(PROBLEM TO WORK ON): Write out the entries verbatim and leave the images out of the copy.

(TASK INPUTS):
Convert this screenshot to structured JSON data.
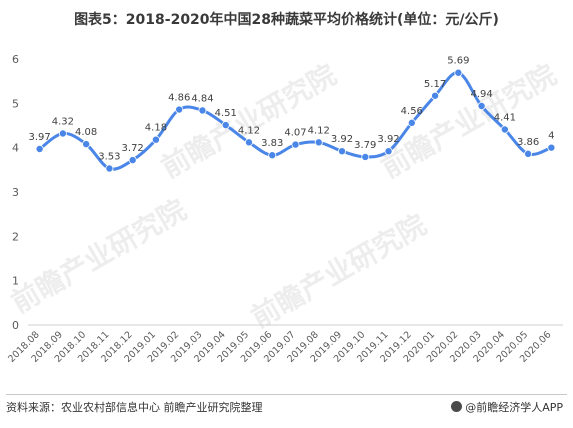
{
  "watermark_text": "前瞻产业研究院",
  "footer": {
    "source": "资料来源：农业农村部信息中心 前瞻产业研究院整理",
    "brand": "@前瞻经济学人APP"
  },
  "colors": {
    "line": "#4a86e8",
    "marker": "#4a86e8",
    "axis": "#cfcfcf",
    "text": "#595959"
  },
  "chart_data": {
    "type": "line",
    "title": "图表5：2018-2020年中国28种蔬菜平均价格统计(单位：元/公斤)",
    "xlabel": "",
    "ylabel": "",
    "ylim": [
      0,
      6
    ],
    "yticks": [
      "0",
      "1",
      "2",
      "3",
      "4",
      "5",
      "6"
    ],
    "grid": false,
    "categories": [
      "2018.08",
      "2018.09",
      "2018.10",
      "2018.11",
      "2018.12",
      "2019.01",
      "2019.02",
      "2019.03",
      "2019.04",
      "2019.05",
      "2019.06",
      "2019.07",
      "2019.08",
      "2019.09",
      "2019.10",
      "2019.11",
      "2019.12",
      "2020.01",
      "2020.02",
      "2020.03",
      "2020.04",
      "2020.05",
      "2020.06"
    ],
    "values": [
      3.97,
      4.32,
      4.08,
      3.53,
      3.72,
      4.18,
      4.86,
      4.84,
      4.51,
      4.12,
      3.83,
      4.07,
      4.12,
      3.92,
      3.79,
      3.92,
      4.56,
      5.17,
      5.69,
      4.94,
      4.41,
      3.86,
      4
    ],
    "labels": [
      "3.97",
      "4.32",
      "4.08",
      "3.53",
      "3.72",
      "4.18",
      "4.86",
      "4.84",
      "4.51",
      "4.12",
      "3.83",
      "4.07",
      "4.12",
      "3.92",
      "3.79",
      "3.92",
      "4.56",
      "5.17",
      "5.69",
      "4.94",
      "4.41",
      "3.86",
      "4"
    ]
  }
}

(FINISHED ANSWER):
Convert this screenshot to structured JSON data.
{
  "watermark_text": "前瞻产业研究院",
  "footer": {
    "source": "资料来源：农业农村部信息中心 前瞻产业研究院整理",
    "brand": "@前瞻经济学人APP"
  },
  "colors": {
    "line": "#4a86e8",
    "marker": "#4a86e8",
    "axis": "#cfcfcf",
    "text": "#595959"
  },
  "chart_data": {
    "type": "line",
    "title": "图表5：2018-2020年中国28种蔬菜平均价格统计(单位：元/公斤)",
    "xlabel": "",
    "ylabel": "",
    "ylim": [
      0,
      6
    ],
    "yticks": [
      "0",
      "1",
      "2",
      "3",
      "4",
      "5",
      "6"
    ],
    "grid": false,
    "categories": [
      "2018.08",
      "2018.09",
      "2018.10",
      "2018.11",
      "2018.12",
      "2019.01",
      "2019.02",
      "2019.03",
      "2019.04",
      "2019.05",
      "2019.06",
      "2019.07",
      "2019.08",
      "2019.09",
      "2019.10",
      "2019.11",
      "2019.12",
      "2020.01",
      "2020.02",
      "2020.03",
      "2020.04",
      "2020.05",
      "2020.06"
    ],
    "values": [
      3.97,
      4.32,
      4.08,
      3.53,
      3.72,
      4.18,
      4.86,
      4.84,
      4.51,
      4.12,
      3.83,
      4.07,
      4.12,
      3.92,
      3.79,
      3.92,
      4.56,
      5.17,
      5.69,
      4.94,
      4.41,
      3.86,
      4
    ],
    "labels": [
      "3.97",
      "4.32",
      "4.08",
      "3.53",
      "3.72",
      "4.18",
      "4.86",
      "4.84",
      "4.51",
      "4.12",
      "3.83",
      "4.07",
      "4.12",
      "3.92",
      "3.79",
      "3.92",
      "4.56",
      "5.17",
      "5.69",
      "4.94",
      "4.41",
      "3.86",
      "4"
    ]
  }
}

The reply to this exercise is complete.